Task item A:
Update the Blackhawk notes by giving the passage between "SELECT NODE_NAME, FILESPACE_NAME, FILESPACE_TYPE, CAPACITY" and "skewed towards macs.", inclusive, again with "VTL" replaced by "virtual tape library".
Task item B:
In the DXi site survey, why do smaller virtual cartridges tend to improve restores? Answer in one to three sentences.

Text block:
★ ★ ★ ★ ★ ★ ★

SELECT NODE_NAME, FILESPACE_NAME, FILESPACE_TYPE, CAPACITY AS "File System Size in MB", PCT_UTIL,
DECIMAL((CAPACITY * (PCT_UTIL / 100.0)), 10, 2) AS "MB of Active Files"
FROM FILESPACES ORDER BY NODE_NAME, FILESPACE_NAME
* apply deduplication ratios and estimate total needed addressable space
==== Blackhawk Facts ====
Assessing TSM blackhawk makeup. If we left the large servers listed on the right behind on blackhawk (for now), the VTL front end host could have 2 instances of about 15 TB, one for macs, the other for windows clients. Roughly balanced, except for the database object counts which seems heavily skewed towards macs.
^FILESYSTEM STORAGE^^^^
^TYPE ^ TALLY ^ SIZE^ ^
| linux | 6 | 5,738,155 | (2.2T vishnu, 3.2T scooby) |
| mac | 315 | 17,145,231 | (1.5T lo_studio, 1.6T communications) |
| sun | 2 | 16,287 | |
| windows | 829 | 19,321,974 | (0.8T video03, 1T gvothvideo04, 1.2T gvothlab2) |
| unknown | 44 | 0 | |
| TOTALS | 1,196 | 42,221,647 | |
^DB OBJECTS^^^^
^ TYPE ^ OBJECTS ^ ^
| linux | 15,296,322 | (10M vishnu, 3.2M scooby) |
| mac | 127,061,815 | (0.5M lo_studio, 0.9M communications) |
| sun | 148,361 | |
| windows | 99,897,539 | (1M video03, 9.7M gvothvideo04, 7.9M gvothlab2) |
| unknown | 0 | |
| TOTALS | 242,404,037 | |
==== Facts To Provide ====
To fill out the site survey, a few bits of information:
* Where will the DXi physically be located?
* Wesleyan University, Information Technology Services, Excley Science Center (Room 516, Data Center), 265 Church Street, Middletown, Connecticut 06459
* Who will be the primary contact (name/phone/email)?
* Administrative: Henk Meij, 860.685.3783, hmeij@wes
* Technical: Hong Zhu, 860.685.2542, hzhu@wes
* Are you directly connecting the fibre from the blade center to the DXI?
* Yes.
* How many virtual tape drives you plan to use in the DXI (up to 64)?
* If tape drive doesn't consume capacity, we would like to start with 50. What is Quantum's recommendation for production? As we like to backup clients directly to DXi during test period, i.e., no need to go to disk pool first. However, when in production, we would like clients go to diskpool then migrate to VTL as our nodes are beyond 64.
* Do you have a preferred virtual cartridge size in the DXI? (smaller cartridges tend to improve the granularity of restore - if you create 1TB cartridges, they are likely to be involved in a backup when you get a restore request, and you'll have to wait until the backup is done to get that cartridge; smaller cartridges limit this issue ... for example configure 40GB cartridges).
* 40Gb
* For the test, do you plan to mount this in a data center rack cabinet?
* Yes. If installed in top of rack, we have enough persons to lift it in place.
* What threshold do you use for tape reclamation?
* 55% on physical L3584, any recommendation for VTL tapes?
==== Facts To Ponder ====
During the last 3 months we experienced 300GB to 1TB of incremental data backup with average at ~850Gb... (most of them are compressed).

★ ★ ★ ★ ★ ★ ★

Listed records:
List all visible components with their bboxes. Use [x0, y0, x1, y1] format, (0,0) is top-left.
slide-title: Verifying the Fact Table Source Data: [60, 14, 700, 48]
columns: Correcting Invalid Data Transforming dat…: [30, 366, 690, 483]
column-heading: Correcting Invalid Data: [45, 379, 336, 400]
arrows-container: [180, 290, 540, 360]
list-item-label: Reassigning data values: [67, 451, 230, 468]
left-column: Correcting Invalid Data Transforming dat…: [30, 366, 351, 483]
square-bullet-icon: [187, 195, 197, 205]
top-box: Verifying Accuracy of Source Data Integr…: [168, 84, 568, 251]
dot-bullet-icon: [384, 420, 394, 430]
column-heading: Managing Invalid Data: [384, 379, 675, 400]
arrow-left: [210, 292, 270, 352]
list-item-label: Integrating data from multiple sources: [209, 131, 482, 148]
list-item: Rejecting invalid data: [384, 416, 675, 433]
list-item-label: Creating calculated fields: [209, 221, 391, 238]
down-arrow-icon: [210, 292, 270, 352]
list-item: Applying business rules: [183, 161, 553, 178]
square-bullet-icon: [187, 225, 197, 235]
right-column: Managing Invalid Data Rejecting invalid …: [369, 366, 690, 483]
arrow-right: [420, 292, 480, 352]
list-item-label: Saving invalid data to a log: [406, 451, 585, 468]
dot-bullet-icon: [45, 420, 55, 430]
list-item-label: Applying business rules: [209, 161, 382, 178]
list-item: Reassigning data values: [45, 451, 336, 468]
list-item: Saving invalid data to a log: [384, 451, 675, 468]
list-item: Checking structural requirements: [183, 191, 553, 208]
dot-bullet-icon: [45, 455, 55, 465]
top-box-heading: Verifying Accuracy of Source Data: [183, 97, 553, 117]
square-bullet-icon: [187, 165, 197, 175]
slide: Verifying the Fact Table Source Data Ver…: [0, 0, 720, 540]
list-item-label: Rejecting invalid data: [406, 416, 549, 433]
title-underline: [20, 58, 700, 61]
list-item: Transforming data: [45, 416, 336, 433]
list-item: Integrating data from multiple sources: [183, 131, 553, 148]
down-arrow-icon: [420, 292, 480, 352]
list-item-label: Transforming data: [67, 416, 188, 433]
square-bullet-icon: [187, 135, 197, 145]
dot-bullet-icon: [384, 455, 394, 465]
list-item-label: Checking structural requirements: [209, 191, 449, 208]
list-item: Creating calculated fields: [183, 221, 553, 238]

★ ★ ★ ★ ★ ★ ★

Answer section A:
SELECT NODE_NAME, FILESPACE_NAME, FILESPACE_TYPE, CAPACITY AS "File System Size in MB", PCT_UTIL,
DECIMAL((CAPACITY * (PCT_UTIL / 100.0)), 10, 2) AS "MB of Active Files"
FROM FILESPACES ORDER BY NODE_NAME, FILESPACE_NAME
* apply deduplication ratios and estimate total needed addressable space
==== Blackhawk Facts ====
Assessing TSM blackhawk makeup. If we left the large servers listed on the right behind on blackhawk (for now), the virtual tape library front end host could have 2 instances of about 15 TB, one for macs, the other for windows clients. Roughly balanced, except for the database object counts which seems heavily skewed towards macs.

Answer section B:
Large cartridges, such as 1TB ones, are likely to be involved in a backup when a restore request comes in. The restore then has to wait until that backup finishes before it can use the cartridge. Smaller cartridges, such as 40GB, limit this issue.